Stored data entries:
··········
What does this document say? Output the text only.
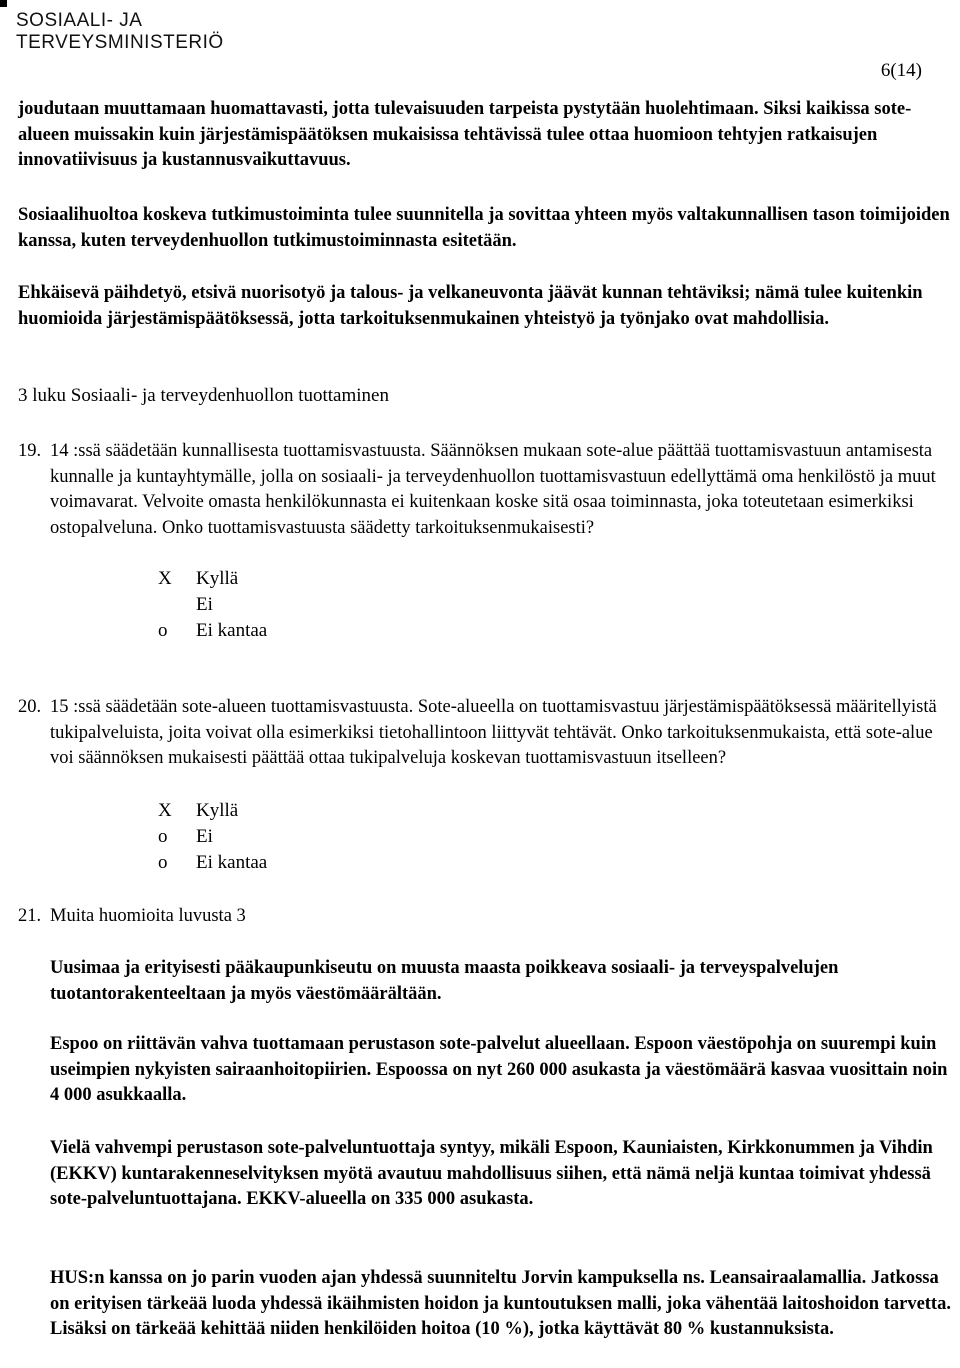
SOSIAALI- JA
TERVEYSMINISTERIÖ
6(14)
joudutaan muuttamaan huomattavasti, jotta tulevaisuuden tarpeista pystytään huolehtimaan. Siksi kaikissa sote-alueen muissakin kuin järjestämispäätöksen mukaisissa tehtävissä tulee ottaa huomioon tehtyjen ratkaisujen innovatiivisuus ja kustannusvaikuttavuus.
Sosiaalihuoltoa koskeva tutkimustoiminta tulee suunnitella ja sovittaa yhteen myös valtakunnallisen tason toimijoiden kanssa, kuten terveydenhuollon tutkimustoiminnasta esitetään.
Ehkäisevä päihdetyö, etsivä nuorisotyö ja talous- ja velkaneuvonta jäävät kunnan tehtäviksi; nämä tulee kuitenkin huomioida järjestämispäätöksessä, jotta tarkoituksenmukainen yhteistyö ja työnjako ovat mahdollisia.
3 luku Sosiaali- ja terveydenhuollon tuottaminen
19. 14 :ssä säädetään kunnallisesta tuottamisvastuusta. Säännöksen mukaan sote-alue päättää tuottamisvastuun antamisesta kunnalle ja kuntayhtymälle, jolla on sosiaali- ja terveydenhuollon tuottamisvastuun edellyttämä oma henkilöstö ja muut voimavarat. Velvoite omasta henkilökunnasta ei kuitenkaan koske sitä osaa toiminnasta, joka toteutetaan esimerkiksi ostopalveluna. Onko tuottamisvastuusta säädetty tarkoituksenmukaisesti?
X Kyllä
Ei
o Ei kantaa
20. 15 :ssä säädetään sote-alueen tuottamisvastuusta. Sote-alueella on tuottamisvastuu järjestämispäätöksessä määritellyistä tukipalveluista, joita voivat olla esimerkiksi tietohallintoon liittyvät tehtävät. Onko tarkoituksenmukaista, että sote-alue voi säännöksen mukaisesti päättää ottaa tukipalveluja koskevan tuottamisvastuun itselleen?
X Kyllä
o Ei
o Ei kantaa
21. Muita huomioita luvusta 3
Uusimaa ja erityisesti pääkaupunkiseutu on muusta maasta poikkeava sosiaali- ja terveyspalvelujen tuotantorakenteeltaan ja myös väestömäärältään.
Espoo on riittävän vahva tuottamaan perustason sote-palvelut alueellaan. Espoon väestöpohja on suurempi kuin useimpien nykyisten sairaanhoitopiirien. Espoossa on nyt 260 000 asukasta ja väestömäärä kasvaa vuosittain noin 4 000 asukkaalla.
Vielä vahvempi perustason sote-palveluntuottaja syntyy, mikäli Espoon, Kauniaisten, Kirkkonummen ja Vihdin (EKKV) kuntarakenneselvityksen myötä avautuu mahdollisuus siihen, että nämä neljä kuntaa toimivat yhdessä sote-palveluntuottajana. EKKV-alueella on 335 000 asukasta.
HUS:n kanssa on jo parin vuoden ajan yhdessä suunniteltu Jorvin kampuksella ns. Leansairaalamallia. Jatkossa on erityisen tärkeää luoda yhdessä ikäihmisten hoidon ja kuntoutuksen malli, joka vähentää laitoshoidon tarvetta. Lisäksi on tärkeää kehittää niiden henkilöiden hoitoa (10 %), jotka käyttävät 80 % kustannuksista.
··········
• What is needed: Looking back at the lines above, state how many contain the word "yhdessä", and supply nothing besides the number.

• Reply: 2